*Stated goal*
Report how many lines in the listing below contain the case-sensitive string "results", and answer with only that number.

*Exercise material*
►
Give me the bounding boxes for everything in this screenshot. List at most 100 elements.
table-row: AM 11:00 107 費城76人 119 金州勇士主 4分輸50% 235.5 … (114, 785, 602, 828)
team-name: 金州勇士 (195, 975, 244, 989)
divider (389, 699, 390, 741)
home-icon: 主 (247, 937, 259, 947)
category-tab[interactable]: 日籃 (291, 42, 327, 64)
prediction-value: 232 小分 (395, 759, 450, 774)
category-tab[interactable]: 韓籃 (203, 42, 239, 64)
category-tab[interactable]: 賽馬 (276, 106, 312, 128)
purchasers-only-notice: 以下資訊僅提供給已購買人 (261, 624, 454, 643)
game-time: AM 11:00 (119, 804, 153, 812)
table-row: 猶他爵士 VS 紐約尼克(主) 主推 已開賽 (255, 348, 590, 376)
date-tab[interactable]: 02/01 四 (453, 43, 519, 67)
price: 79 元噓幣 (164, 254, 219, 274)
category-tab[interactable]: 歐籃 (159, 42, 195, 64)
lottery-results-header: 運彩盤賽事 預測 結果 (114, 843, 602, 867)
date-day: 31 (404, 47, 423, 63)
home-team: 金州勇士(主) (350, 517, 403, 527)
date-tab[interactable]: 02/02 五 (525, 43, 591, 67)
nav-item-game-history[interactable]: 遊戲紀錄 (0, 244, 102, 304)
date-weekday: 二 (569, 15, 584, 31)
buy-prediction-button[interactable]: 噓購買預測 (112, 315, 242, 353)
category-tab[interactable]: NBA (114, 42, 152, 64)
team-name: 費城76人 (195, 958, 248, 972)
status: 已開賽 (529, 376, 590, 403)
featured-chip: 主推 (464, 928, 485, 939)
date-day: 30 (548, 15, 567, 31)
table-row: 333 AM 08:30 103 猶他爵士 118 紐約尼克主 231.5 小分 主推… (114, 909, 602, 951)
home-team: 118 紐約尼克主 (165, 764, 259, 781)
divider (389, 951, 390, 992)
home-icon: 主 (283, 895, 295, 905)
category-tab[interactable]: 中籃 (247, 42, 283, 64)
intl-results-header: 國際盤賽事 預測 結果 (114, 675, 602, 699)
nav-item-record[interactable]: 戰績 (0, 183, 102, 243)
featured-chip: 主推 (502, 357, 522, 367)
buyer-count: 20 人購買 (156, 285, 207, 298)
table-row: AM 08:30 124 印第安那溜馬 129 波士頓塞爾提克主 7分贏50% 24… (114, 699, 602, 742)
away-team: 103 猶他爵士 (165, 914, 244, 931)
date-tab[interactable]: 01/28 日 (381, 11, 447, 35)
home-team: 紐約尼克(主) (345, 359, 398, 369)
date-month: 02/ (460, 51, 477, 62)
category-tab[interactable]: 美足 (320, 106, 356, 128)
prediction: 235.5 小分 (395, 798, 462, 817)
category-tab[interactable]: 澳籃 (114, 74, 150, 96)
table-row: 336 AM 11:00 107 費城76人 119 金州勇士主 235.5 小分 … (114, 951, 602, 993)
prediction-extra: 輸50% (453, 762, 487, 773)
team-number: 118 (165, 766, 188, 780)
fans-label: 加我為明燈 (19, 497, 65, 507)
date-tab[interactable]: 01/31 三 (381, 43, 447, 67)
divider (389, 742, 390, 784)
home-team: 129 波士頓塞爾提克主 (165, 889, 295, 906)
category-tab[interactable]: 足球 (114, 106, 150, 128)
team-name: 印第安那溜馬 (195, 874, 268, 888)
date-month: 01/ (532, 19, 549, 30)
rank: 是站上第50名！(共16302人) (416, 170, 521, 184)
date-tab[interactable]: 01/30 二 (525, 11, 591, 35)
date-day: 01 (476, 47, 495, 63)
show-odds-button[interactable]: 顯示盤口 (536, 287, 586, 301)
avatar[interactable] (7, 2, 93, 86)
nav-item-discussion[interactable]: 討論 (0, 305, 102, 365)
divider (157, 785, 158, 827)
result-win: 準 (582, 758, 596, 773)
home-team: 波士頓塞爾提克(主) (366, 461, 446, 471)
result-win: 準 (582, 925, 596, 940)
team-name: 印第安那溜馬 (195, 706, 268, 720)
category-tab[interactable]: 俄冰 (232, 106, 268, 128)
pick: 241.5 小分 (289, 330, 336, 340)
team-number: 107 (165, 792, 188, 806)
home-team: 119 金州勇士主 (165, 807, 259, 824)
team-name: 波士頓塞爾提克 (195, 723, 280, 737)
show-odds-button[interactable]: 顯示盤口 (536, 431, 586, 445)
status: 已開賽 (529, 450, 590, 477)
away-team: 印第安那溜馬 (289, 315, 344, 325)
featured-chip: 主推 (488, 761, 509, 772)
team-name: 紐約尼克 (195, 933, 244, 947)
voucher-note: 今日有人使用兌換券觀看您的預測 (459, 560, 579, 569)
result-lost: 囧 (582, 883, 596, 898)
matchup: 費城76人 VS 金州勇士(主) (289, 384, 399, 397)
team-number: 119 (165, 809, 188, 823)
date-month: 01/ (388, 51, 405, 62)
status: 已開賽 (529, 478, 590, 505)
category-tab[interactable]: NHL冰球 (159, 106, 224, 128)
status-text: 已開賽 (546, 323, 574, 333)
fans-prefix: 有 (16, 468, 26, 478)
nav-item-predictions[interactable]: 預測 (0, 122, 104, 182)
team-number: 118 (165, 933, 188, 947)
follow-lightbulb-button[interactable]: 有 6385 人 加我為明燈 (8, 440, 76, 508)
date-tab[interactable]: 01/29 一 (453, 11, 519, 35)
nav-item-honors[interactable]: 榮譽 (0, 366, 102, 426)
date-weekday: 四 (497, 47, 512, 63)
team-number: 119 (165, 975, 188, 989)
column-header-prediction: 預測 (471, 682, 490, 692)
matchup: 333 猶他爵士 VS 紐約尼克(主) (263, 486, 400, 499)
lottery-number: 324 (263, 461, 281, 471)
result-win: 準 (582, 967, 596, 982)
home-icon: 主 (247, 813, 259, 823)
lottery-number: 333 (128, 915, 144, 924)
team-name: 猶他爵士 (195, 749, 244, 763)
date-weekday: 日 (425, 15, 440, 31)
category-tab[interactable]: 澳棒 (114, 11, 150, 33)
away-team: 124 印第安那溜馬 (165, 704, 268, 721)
◄
*Written answer*
2